#### WHAT YOU ARE ASKED TO DO
Render every entry exactly as it appears.

#### EXTRACTED DATA
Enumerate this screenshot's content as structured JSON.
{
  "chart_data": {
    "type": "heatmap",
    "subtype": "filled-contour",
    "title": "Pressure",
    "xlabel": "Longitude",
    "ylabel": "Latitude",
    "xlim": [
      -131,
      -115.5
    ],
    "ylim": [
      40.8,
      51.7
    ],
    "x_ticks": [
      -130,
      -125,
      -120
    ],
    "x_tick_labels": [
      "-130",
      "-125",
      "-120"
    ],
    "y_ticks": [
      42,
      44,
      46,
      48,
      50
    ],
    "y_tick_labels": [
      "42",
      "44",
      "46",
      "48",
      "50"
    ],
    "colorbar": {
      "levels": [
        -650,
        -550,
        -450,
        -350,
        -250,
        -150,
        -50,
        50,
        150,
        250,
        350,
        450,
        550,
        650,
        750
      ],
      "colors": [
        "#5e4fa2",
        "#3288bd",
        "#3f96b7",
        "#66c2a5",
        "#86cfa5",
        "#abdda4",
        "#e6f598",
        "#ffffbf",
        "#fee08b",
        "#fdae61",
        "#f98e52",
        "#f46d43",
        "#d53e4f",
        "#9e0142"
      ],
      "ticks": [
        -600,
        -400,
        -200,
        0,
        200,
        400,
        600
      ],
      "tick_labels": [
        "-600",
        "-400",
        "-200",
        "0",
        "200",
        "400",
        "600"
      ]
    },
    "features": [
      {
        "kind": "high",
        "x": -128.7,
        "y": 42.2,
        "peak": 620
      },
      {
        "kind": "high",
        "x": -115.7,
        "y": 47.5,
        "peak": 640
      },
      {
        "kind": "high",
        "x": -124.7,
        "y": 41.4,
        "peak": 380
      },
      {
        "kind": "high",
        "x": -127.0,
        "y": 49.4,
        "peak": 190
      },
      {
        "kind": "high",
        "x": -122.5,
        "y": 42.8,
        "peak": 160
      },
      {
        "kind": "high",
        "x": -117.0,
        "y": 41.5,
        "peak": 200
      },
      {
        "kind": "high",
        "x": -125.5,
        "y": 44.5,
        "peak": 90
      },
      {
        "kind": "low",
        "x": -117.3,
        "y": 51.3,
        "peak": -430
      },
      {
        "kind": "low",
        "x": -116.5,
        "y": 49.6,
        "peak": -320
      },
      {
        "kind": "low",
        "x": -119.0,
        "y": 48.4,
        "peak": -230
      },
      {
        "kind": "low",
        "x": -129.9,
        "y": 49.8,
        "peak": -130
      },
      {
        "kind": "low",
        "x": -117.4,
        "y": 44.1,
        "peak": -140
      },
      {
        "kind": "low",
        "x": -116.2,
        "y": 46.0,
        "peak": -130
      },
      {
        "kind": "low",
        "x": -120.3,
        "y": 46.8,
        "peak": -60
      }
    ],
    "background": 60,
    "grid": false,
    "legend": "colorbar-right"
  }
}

#### WRITTEN RESPONSE
Enumerate this screenshot's content as structured JSON.
{
  "chart_data": {
    "type": "heatmap",
    "subtype": "filled-contour",
    "title": "Pressure",
    "xlabel": "Longitude",
    "ylabel": "Latitude",
    "xlim": [
      -131,
      -115.5
    ],
    "ylim": [
      40.8,
      51.7
    ],
    "x_ticks": [
      -130,
      -125,
      -120
    ],
    "x_tick_labels": [
      "-130",
      "-125",
      "-120"
    ],
    "y_ticks": [
      42,
      44,
      46,
      48,
      50
    ],
    "y_tick_labels": [
      "42",
      "44",
      "46",
      "48",
      "50"
    ],
    "colorbar": {
      "levels": [
        -650,
        -550,
        -450,
        -350,
        -250,
        -150,
        -50,
        50,
        150,
        250,
        350,
        450,
        550,
        650,
        750
      ],
      "colors": [
        "#5e4fa2",
        "#3288bd",
        "#3f96b7",
        "#66c2a5",
        "#86cfa5",
        "#abdda4",
        "#e6f598",
        "#ffffbf",
        "#fee08b",
        "#fdae61",
        "#f98e52",
        "#f46d43",
        "#d53e4f",
        "#9e0142"
      ],
      "ticks": [
        -600,
        -400,
        -200,
        0,
        200,
        400,
        600
      ],
      "tick_labels": [
        "-600",
        "-400",
        "-200",
        "0",
        "200",
        "400",
        "600"
      ]
    },
    "features": [
      {
        "kind": "high",
        "x": -128.7,
        "y": 42.2,
        "peak": 620
      },
      {
        "kind": "high",
        "x": -115.7,
        "y": 47.5,
        "peak": 640
      },
      {
        "kind": "high",
        "x": -124.7,
        "y": 41.4,
        "peak": 380
      },
      {
        "kind": "high",
        "x": -127.0,
        "y": 49.4,
        "peak": 190
      },
      {
        "kind": "high",
        "x": -122.5,
        "y": 42.8,
        "peak": 160
      },
      {
        "kind": "high",
        "x": -117.0,
        "y": 41.5,
        "peak": 200
      },
      {
        "kind": "high",
        "x": -125.5,
        "y": 44.5,
        "peak": 90
      },
      {
        "kind": "low",
        "x": -117.3,
        "y": 51.3,
        "peak": -430
      },
      {
        "kind": "low",
        "x": -116.5,
        "y": 49.6,
        "peak": -320
      },
      {
        "kind": "low",
        "x": -119.0,
        "y": 48.4,
        "peak": -230
      },
      {
        "kind": "low",
        "x": -129.9,
        "y": 49.8,
        "peak": -130
      },
      {
        "kind": "low",
        "x": -117.4,
        "y": 44.1,
        "peak": -140
      },
      {
        "kind": "low",
        "x": -116.2,
        "y": 46.0,
        "peak": -130
      },
      {
        "kind": "low",
        "x": -120.3,
        "y": 46.8,
        "peak": -60
      }
    ],
    "background": 60,
    "grid": false,
    "legend": "colorbar-right"
  }
}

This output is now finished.